▶ [Raw data]:
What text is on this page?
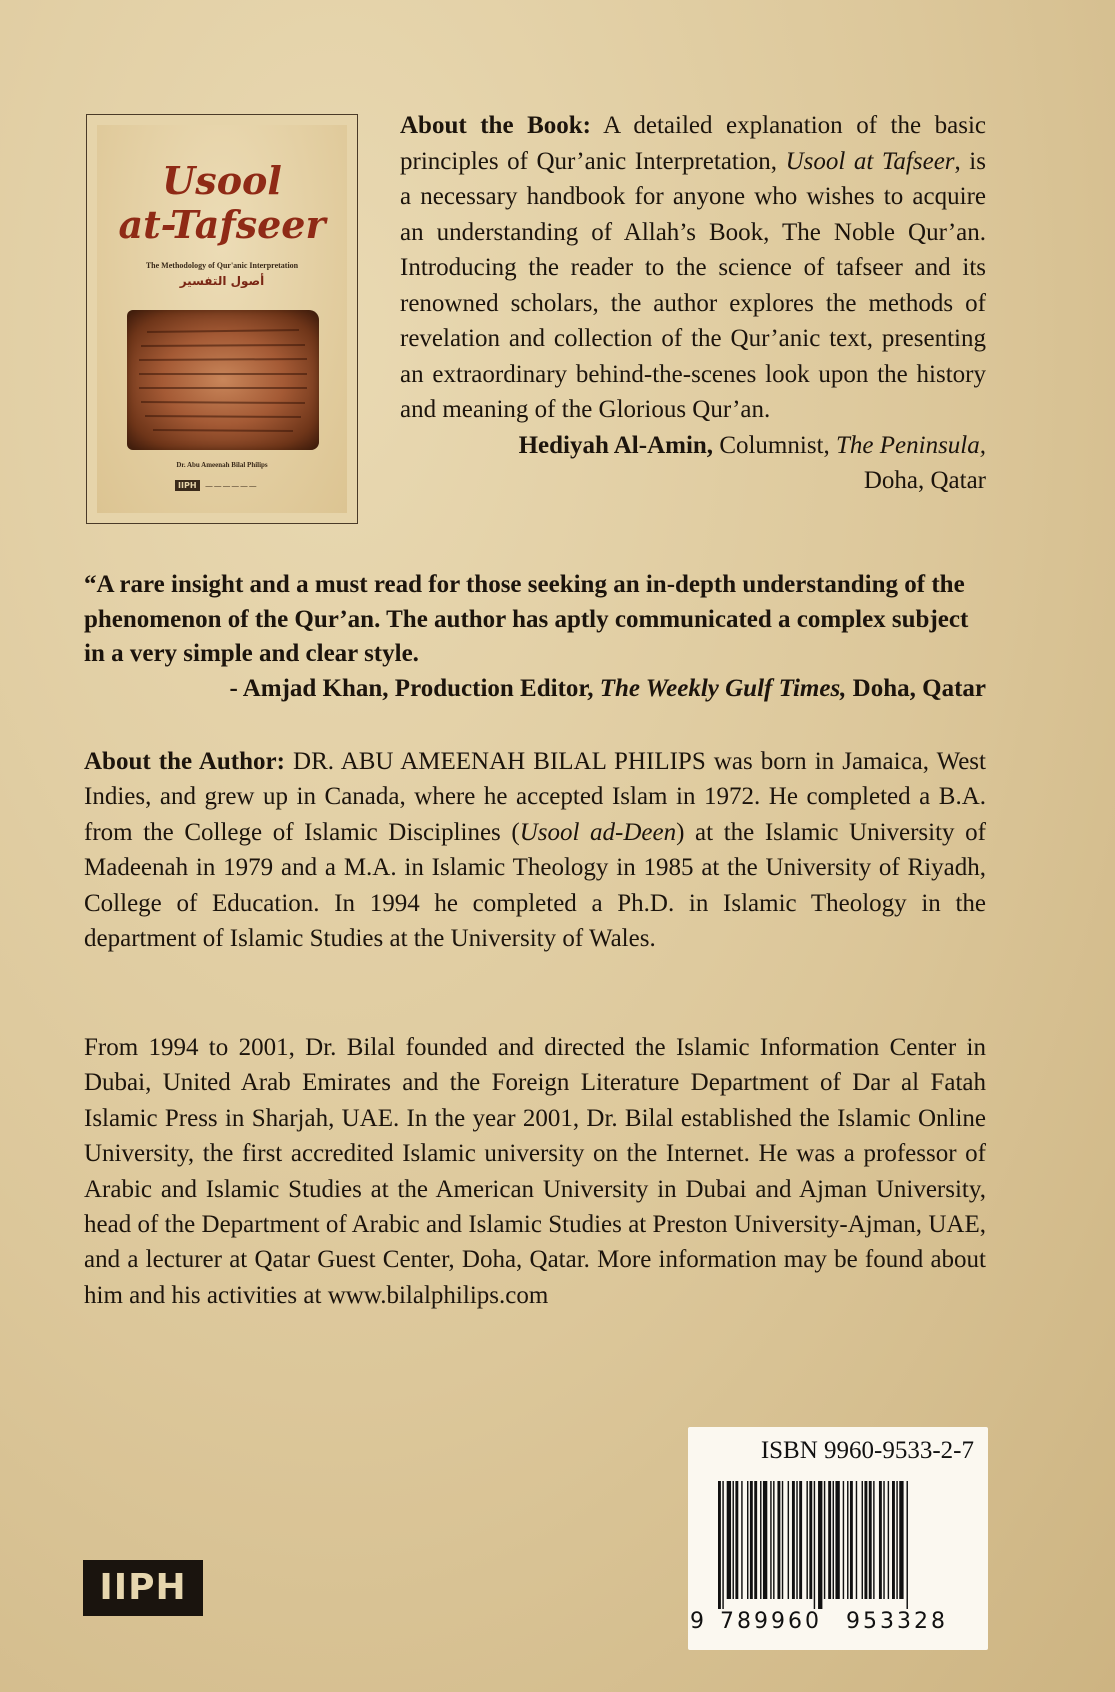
Usool
at-Tafseer
The Methodology of Qur'anic Interpretation
أصول التفسير
Dr. Abu Ameenah Bilal Philips
IIPH	— — — — — —
About the Book: A detailed explanation of the basic principles of Qur’anic Interpretation, Usool at Tafseer, is a necessary handbook for anyone who wishes to acquire an understanding of Allah’s Book, The Noble Qur’an. Introducing the reader to the science of tafseer and its renowned scholars, the author explores the methods of revelation and collection of the Qur’anic text, presenting an extraordinary behind-the-scenes look upon the history and meaning of the Glorious Qur’an.
Hediyah Al-Amin, Columnist, The Peninsula,
Doha, Qatar
“A rare insight and a must read for those seeking an in-depth understanding of the phenomenon of the Qur’an. The author has aptly communicated a complex subject in a very simple and clear style.
- Amjad Khan, Production Editor, The Weekly Gulf Times, Doha, Qatar
About the Author: DR. ABU AMEENAH BILAL PHILIPS was born in Jamaica, West Indies, and grew up in Canada, where he accepted Islam in 1972. He completed a B.A. from the College of Islamic Disciplines (Usool ad-Deen) at the Islamic University of Madeenah in 1979 and a M.A. in Islamic Theology in 1985 at the University of Riyadh, College of Education. In 1994 he completed a Ph.D. in Islamic Theology in the department of Islamic Studies at the University of Wales.
From 1994 to 2001, Dr. Bilal founded and directed the Islamic Information Center in Dubai, United Arab Emirates and the Foreign Literature Department of Dar al Fatah Islamic Press in Sharjah, UAE. In the year 2001, Dr. Bilal established the Islamic Online University, the first accredited Islamic university on the Internet. He was a professor of Arabic and Islamic Studies at the American University in Dubai and Ajman University, head of the Department of Arabic and Islamic Studies at Preston University-Ajman, UAE, and a lecturer at Qatar Guest Center, Doha, Qatar. More information may be found about him and his activities at www.bilalphilips.com
IIPH
ISBN 9960-9533-2-7
9 789960 953328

▶ [Exercise brief]: Copy all of the entries verbatim, leaving out any pictures they contain.

▶ [Problem solution]:
What text is on this page?
Usool
at-Tafseer
The Methodology of Qur'anic Interpretation
أصول التفسير
Dr. Abu Ameenah Bilal Philips
IIPH	— — — — — —
About the Book: A detailed explanation of the basic principles of Qur’anic Interpretation, Usool at Tafseer, is a necessary handbook for anyone who wishes to acquire an understanding of Allah’s Book, The Noble Qur’an. Introducing the reader to the science of tafseer and its renowned scholars, the author explores the methods of revelation and collection of the Qur’anic text, presenting an extraordinary behind-the-scenes look upon the history and meaning of the Glorious Qur’an.
Hediyah Al-Amin, Columnist, The Peninsula,
Doha, Qatar
“A rare insight and a must read for those seeking an in-depth understanding of the phenomenon of the Qur’an. The author has aptly communicated a complex subject in a very simple and clear style.
- Amjad Khan, Production Editor, The Weekly Gulf Times, Doha, Qatar
About the Author: DR. ABU AMEENAH BILAL PHILIPS was born in Jamaica, West Indies, and grew up in Canada, where he accepted Islam in 1972. He completed a B.A. from the College of Islamic Disciplines (Usool ad-Deen) at the Islamic University of Madeenah in 1979 and a M.A. in Islamic Theology in 1985 at the University of Riyadh, College of Education. In 1994 he completed a Ph.D. in Islamic Theology in the department of Islamic Studies at the University of Wales.
From 1994 to 2001, Dr. Bilal founded and directed the Islamic Information Center in Dubai, United Arab Emirates and the Foreign Literature Department of Dar al Fatah Islamic Press in Sharjah, UAE. In the year 2001, Dr. Bilal established the Islamic Online University, the first accredited Islamic university on the Internet. He was a professor of Arabic and Islamic Studies at the American University in Dubai and Ajman University, head of the Department of Arabic and Islamic Studies at Preston University-Ajman, UAE, and a lecturer at Qatar Guest Center, Doha, Qatar. More information may be found about him and his activities at www.bilalphilips.com
IIPH
ISBN 9960-9533-2-7
9 789960 953328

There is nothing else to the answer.